**Stored data**
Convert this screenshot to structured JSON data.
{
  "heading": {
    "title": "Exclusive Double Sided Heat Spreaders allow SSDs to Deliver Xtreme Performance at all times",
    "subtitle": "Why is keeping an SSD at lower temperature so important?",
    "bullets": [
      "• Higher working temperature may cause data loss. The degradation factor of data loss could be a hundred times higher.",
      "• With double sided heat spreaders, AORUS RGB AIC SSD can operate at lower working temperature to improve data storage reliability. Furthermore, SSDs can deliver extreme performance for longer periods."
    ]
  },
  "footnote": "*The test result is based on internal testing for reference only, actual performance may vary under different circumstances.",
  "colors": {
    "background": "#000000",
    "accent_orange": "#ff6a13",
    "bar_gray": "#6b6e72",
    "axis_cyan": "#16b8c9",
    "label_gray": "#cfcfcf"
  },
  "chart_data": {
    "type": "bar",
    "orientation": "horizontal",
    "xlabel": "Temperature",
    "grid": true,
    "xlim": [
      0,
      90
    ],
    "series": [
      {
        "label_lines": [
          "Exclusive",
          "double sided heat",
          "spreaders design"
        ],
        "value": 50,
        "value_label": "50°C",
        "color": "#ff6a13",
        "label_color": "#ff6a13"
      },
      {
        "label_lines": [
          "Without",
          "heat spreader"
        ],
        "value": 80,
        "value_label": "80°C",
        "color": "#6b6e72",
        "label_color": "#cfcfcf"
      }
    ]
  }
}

**Direction**
Give back all the records exactly as they stand.

**Written reply**
Convert this screenshot to structured JSON data.
{
  "heading": {
    "title": "Exclusive Double Sided Heat Spreaders allow SSDs to Deliver Xtreme Performance at all times",
    "subtitle": "Why is keeping an SSD at lower temperature so important?",
    "bullets": [
      "• Higher working temperature may cause data loss. The degradation factor of data loss could be a hundred times higher.",
      "• With double sided heat spreaders, AORUS RGB AIC SSD can operate at lower working temperature to improve data storage reliability. Furthermore, SSDs can deliver extreme performance for longer periods."
    ]
  },
  "footnote": "*The test result is based on internal testing for reference only, actual performance may vary under different circumstances.",
  "colors": {
    "background": "#000000",
    "accent_orange": "#ff6a13",
    "bar_gray": "#6b6e72",
    "axis_cyan": "#16b8c9",
    "label_gray": "#cfcfcf"
  },
  "chart_data": {
    "type": "bar",
    "orientation": "horizontal",
    "xlabel": "Temperature",
    "grid": true,
    "xlim": [
      0,
      90
    ],
    "series": [
      {
        "label_lines": [
          "Exclusive",
          "double sided heat",
          "spreaders design"
        ],
        "value": 50,
        "value_label": "50°C",
        "color": "#ff6a13",
        "label_color": "#ff6a13"
      },
      {
        "label_lines": [
          "Without",
          "heat spreader"
        ],
        "value": 80,
        "value_label": "80°C",
        "color": "#6b6e72",
        "label_color": "#cfcfcf"
      }
    ]
  }
}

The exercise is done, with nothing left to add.